Written problem — Pull out every line with the word "Closures".

Material for this exercise —
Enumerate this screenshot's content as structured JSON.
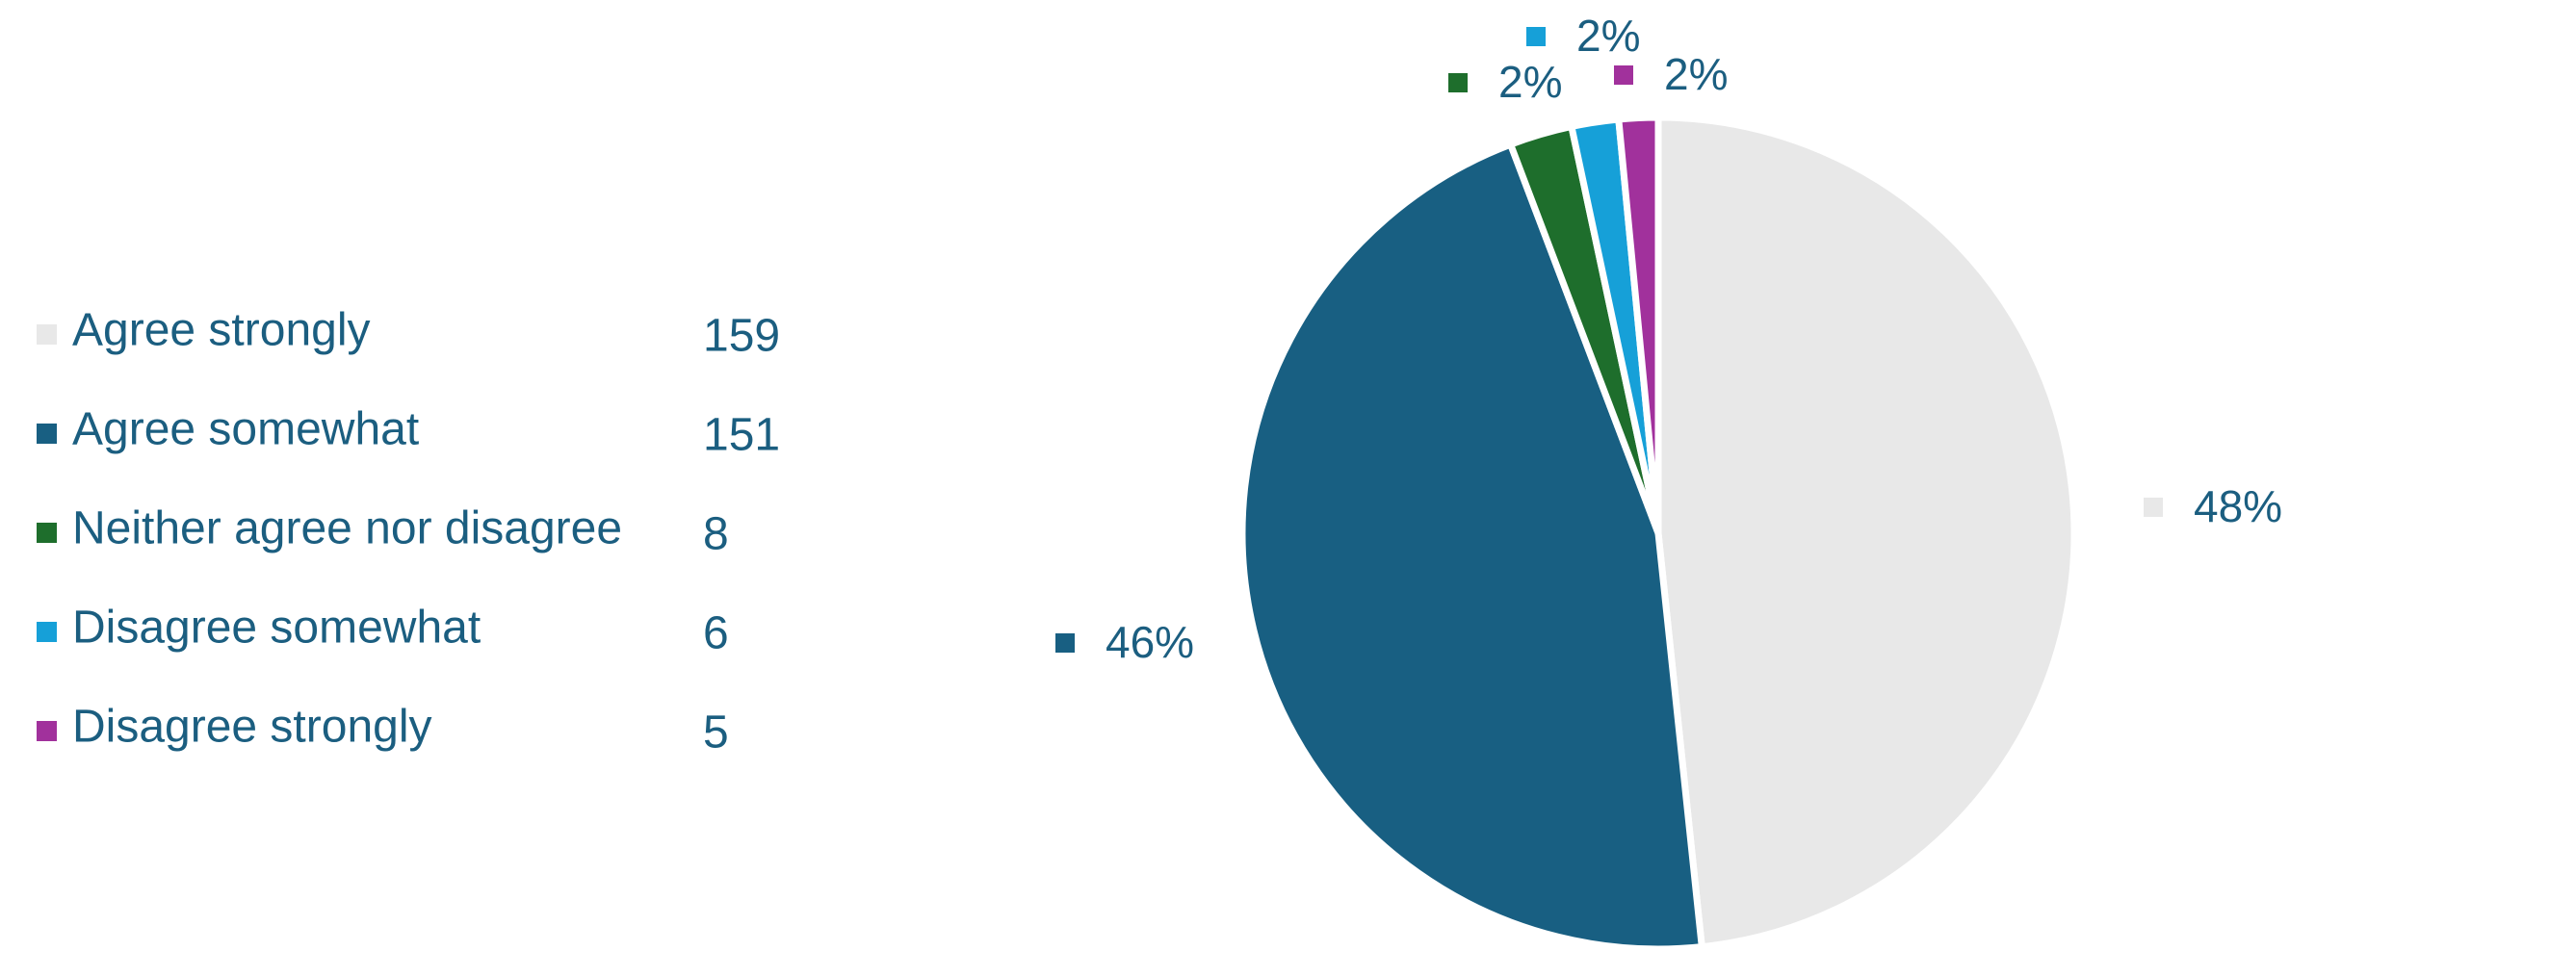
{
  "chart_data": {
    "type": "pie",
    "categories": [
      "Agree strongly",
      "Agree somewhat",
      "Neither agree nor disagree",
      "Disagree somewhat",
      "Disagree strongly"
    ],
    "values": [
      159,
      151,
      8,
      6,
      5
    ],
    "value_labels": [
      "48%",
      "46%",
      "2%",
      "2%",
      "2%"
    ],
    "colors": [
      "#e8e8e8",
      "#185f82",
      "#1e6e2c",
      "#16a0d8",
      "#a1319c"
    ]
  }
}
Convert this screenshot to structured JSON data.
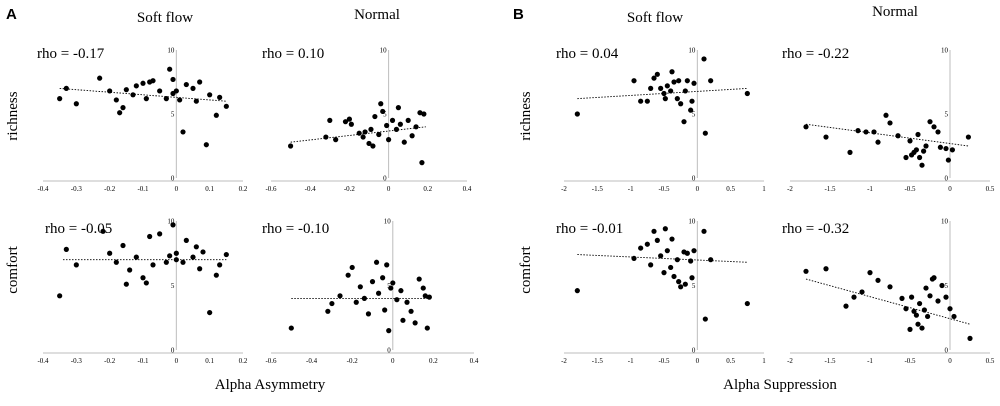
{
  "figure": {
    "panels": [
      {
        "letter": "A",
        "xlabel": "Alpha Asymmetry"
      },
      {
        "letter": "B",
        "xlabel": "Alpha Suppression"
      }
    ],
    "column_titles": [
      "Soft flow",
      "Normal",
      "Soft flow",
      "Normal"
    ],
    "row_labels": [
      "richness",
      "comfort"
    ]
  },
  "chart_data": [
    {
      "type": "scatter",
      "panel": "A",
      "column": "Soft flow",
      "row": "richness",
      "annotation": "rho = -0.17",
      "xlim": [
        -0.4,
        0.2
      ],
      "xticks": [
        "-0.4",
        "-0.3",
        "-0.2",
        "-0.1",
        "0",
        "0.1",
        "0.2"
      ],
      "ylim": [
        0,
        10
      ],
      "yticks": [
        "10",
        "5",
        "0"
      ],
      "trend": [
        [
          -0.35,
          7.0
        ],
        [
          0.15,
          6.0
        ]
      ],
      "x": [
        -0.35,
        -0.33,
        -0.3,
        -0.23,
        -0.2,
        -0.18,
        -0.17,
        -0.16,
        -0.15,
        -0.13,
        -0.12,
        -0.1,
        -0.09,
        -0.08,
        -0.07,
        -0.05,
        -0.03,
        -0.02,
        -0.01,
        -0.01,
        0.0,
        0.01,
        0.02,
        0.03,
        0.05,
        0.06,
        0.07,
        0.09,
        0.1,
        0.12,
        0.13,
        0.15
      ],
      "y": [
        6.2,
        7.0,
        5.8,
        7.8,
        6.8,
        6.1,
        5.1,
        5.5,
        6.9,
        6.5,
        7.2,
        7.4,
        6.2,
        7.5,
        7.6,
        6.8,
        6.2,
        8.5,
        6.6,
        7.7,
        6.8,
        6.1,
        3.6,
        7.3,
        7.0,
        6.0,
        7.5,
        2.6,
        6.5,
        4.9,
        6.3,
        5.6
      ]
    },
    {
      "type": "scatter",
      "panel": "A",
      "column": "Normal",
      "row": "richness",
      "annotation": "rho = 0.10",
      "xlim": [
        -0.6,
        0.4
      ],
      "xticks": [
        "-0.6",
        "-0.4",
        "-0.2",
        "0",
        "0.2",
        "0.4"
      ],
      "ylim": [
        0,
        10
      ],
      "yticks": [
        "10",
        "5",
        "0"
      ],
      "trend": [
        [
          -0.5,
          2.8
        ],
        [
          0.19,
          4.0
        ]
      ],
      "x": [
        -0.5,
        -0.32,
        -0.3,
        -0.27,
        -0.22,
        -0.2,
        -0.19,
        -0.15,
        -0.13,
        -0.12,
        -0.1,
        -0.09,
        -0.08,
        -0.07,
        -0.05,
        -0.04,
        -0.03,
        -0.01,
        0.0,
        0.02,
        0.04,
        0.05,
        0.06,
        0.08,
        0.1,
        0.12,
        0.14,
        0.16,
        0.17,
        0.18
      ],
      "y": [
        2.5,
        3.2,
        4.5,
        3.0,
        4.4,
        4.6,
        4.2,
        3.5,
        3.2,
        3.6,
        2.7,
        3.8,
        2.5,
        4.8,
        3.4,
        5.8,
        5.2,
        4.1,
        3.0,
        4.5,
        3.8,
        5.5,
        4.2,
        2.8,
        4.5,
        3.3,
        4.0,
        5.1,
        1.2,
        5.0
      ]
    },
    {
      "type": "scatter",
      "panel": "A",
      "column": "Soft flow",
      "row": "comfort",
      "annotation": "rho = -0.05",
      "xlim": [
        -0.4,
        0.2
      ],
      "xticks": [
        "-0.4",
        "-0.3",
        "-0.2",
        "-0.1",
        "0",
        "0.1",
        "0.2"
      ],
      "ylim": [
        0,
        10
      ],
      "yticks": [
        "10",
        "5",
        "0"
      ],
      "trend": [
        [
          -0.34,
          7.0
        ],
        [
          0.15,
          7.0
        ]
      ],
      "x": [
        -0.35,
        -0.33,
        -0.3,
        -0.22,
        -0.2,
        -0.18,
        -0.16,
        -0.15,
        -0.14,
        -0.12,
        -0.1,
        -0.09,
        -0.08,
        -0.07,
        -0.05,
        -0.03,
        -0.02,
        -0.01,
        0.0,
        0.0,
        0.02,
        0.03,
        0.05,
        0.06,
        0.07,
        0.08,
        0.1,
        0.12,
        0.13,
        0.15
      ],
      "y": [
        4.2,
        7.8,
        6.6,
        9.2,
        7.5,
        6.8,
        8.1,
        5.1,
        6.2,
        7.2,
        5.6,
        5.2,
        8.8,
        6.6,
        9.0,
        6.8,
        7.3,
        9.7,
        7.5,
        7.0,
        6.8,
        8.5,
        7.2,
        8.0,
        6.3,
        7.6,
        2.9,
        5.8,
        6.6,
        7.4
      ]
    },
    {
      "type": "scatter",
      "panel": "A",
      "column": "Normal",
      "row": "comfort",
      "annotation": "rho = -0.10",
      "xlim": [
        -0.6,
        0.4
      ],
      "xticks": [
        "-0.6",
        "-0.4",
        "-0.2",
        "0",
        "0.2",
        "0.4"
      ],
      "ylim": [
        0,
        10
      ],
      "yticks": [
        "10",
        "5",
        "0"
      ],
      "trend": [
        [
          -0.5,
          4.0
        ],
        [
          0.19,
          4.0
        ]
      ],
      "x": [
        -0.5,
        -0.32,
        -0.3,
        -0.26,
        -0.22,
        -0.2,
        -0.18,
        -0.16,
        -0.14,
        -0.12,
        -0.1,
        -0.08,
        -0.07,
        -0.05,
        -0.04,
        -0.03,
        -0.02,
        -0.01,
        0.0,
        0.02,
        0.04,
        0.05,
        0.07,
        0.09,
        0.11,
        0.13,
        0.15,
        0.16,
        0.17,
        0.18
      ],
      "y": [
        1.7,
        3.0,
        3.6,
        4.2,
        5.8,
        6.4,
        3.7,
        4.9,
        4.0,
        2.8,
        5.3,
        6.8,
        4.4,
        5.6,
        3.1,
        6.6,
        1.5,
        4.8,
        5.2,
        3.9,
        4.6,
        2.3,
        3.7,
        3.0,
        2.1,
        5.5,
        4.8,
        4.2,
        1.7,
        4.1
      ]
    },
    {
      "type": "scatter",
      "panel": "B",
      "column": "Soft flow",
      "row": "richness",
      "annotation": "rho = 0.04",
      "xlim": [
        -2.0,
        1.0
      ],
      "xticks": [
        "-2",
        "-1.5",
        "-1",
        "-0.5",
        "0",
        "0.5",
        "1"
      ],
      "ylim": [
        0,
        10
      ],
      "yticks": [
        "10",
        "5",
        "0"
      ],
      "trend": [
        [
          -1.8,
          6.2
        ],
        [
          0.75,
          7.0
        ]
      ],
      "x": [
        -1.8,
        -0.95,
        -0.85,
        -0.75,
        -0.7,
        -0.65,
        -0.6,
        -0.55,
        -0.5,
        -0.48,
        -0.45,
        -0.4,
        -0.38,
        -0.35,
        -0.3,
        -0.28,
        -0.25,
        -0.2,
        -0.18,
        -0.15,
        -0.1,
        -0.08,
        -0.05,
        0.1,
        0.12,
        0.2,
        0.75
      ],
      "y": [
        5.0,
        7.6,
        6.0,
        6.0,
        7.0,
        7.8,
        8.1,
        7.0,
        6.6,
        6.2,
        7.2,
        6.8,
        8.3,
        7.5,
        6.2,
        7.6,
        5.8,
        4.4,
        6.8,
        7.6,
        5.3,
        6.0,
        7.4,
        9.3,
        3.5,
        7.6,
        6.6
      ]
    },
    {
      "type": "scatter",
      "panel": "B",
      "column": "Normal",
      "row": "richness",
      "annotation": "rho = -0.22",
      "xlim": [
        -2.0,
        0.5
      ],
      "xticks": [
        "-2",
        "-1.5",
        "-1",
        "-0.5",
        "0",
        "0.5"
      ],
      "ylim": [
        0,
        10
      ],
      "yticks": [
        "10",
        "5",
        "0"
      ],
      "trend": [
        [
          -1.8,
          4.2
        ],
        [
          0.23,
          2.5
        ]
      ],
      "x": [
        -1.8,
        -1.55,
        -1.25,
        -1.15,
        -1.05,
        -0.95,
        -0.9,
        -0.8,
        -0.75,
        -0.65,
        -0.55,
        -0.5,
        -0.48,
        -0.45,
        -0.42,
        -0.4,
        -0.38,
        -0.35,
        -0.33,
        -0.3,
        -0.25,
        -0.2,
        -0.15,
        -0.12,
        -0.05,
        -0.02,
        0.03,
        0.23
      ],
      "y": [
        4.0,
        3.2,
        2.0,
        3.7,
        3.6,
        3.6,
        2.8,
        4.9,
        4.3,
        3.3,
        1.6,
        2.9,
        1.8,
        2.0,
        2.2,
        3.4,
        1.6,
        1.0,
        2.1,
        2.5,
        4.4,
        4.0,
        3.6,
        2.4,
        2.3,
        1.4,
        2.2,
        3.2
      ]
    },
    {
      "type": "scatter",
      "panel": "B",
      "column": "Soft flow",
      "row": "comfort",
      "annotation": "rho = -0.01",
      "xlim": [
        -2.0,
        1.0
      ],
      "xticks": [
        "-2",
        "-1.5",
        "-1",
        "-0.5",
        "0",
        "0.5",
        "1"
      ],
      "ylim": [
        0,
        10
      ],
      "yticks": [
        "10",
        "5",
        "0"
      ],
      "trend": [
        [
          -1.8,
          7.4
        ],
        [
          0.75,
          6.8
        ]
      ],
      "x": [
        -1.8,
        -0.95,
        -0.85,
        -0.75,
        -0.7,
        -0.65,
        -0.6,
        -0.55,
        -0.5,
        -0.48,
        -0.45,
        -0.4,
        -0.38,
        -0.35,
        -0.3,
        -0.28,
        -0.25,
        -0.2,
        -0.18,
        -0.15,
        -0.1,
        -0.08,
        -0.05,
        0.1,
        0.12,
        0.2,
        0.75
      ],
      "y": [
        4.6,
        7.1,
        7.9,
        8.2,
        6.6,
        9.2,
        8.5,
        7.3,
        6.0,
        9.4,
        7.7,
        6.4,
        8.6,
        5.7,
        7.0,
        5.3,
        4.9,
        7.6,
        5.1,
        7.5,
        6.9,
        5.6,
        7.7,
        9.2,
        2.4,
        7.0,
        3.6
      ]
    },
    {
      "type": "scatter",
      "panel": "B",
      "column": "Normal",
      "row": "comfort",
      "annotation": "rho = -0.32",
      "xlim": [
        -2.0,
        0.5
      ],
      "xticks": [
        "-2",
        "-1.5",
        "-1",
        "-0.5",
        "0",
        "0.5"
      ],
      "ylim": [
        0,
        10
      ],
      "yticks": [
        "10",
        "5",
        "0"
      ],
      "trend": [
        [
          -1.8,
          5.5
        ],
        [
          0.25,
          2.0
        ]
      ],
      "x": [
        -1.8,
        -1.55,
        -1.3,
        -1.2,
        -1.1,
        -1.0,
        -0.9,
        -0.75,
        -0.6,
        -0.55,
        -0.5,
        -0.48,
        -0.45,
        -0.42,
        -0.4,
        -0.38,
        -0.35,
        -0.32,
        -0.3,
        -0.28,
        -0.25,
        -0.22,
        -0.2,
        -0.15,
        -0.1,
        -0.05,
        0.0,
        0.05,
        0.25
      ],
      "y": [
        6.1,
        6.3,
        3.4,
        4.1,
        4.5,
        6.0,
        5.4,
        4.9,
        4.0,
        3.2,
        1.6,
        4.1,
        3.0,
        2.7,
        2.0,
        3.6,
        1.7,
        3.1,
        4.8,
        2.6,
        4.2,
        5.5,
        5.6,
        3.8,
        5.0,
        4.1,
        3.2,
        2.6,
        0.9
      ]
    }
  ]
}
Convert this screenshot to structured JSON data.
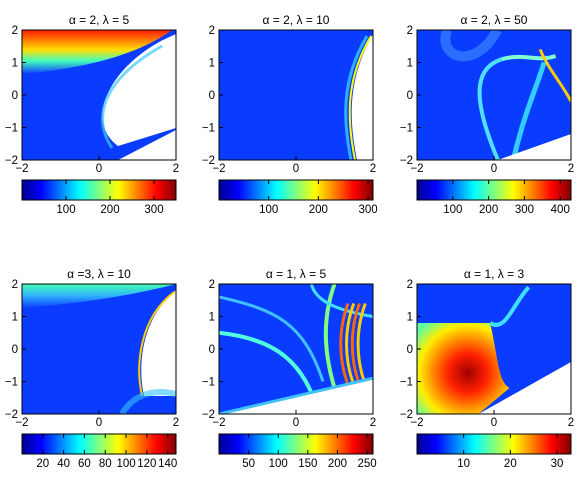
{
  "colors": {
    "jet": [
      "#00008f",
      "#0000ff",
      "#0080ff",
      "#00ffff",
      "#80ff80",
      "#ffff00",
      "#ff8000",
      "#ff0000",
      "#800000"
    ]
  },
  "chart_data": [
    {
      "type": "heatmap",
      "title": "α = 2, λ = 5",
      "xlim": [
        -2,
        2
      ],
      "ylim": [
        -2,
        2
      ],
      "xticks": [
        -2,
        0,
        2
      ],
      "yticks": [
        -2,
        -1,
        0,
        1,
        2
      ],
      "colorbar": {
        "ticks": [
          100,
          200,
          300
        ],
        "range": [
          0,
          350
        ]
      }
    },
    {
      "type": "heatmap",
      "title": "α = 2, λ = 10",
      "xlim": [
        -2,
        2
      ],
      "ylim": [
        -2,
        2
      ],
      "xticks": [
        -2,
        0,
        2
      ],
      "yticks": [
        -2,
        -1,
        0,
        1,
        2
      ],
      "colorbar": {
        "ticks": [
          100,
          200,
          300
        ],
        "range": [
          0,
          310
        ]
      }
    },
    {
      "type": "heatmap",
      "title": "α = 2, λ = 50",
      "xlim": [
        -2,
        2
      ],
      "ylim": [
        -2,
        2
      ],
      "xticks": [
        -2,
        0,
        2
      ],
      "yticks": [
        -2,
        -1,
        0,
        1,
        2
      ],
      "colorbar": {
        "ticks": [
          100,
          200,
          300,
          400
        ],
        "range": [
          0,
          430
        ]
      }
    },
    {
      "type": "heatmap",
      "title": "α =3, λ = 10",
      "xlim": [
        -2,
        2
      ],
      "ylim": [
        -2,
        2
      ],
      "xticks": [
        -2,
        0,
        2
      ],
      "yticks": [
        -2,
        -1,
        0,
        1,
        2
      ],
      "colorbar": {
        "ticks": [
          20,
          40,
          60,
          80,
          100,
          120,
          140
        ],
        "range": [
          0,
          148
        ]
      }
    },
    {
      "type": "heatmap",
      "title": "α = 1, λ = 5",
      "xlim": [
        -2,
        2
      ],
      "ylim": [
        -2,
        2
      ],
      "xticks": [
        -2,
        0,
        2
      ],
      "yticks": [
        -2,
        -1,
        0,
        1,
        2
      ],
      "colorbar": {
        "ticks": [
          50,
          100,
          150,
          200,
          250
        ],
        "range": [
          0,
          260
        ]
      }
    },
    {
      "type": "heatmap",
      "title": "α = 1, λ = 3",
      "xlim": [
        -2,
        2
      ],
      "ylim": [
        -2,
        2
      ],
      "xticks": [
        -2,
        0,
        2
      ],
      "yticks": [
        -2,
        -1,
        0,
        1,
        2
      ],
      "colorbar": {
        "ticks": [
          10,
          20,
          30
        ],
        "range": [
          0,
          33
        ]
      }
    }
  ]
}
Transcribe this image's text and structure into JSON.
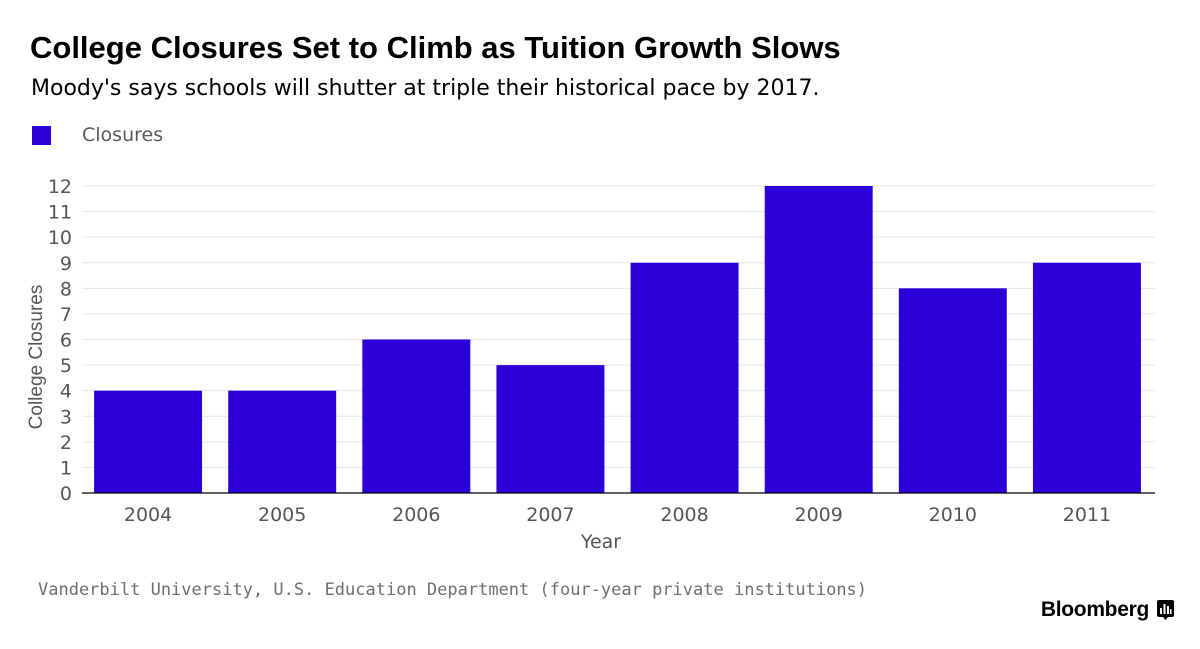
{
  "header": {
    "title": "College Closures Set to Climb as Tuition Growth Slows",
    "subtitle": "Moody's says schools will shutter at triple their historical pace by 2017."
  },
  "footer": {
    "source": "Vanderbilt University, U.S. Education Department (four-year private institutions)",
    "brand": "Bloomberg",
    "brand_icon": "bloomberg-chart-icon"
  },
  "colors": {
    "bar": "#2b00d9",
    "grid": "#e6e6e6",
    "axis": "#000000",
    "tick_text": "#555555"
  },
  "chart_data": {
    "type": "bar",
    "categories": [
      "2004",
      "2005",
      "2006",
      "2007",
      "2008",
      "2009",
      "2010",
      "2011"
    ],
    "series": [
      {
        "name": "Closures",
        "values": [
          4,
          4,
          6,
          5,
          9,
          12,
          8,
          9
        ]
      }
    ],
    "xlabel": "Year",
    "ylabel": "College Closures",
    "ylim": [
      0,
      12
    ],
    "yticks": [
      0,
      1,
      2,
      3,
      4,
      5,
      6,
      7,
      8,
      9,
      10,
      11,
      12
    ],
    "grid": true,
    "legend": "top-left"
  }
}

The response —
    "title": "College Closures Set to Climb as Tuition Growth Slows",
        "name": "Closures",
    "ylabel": "College Closures",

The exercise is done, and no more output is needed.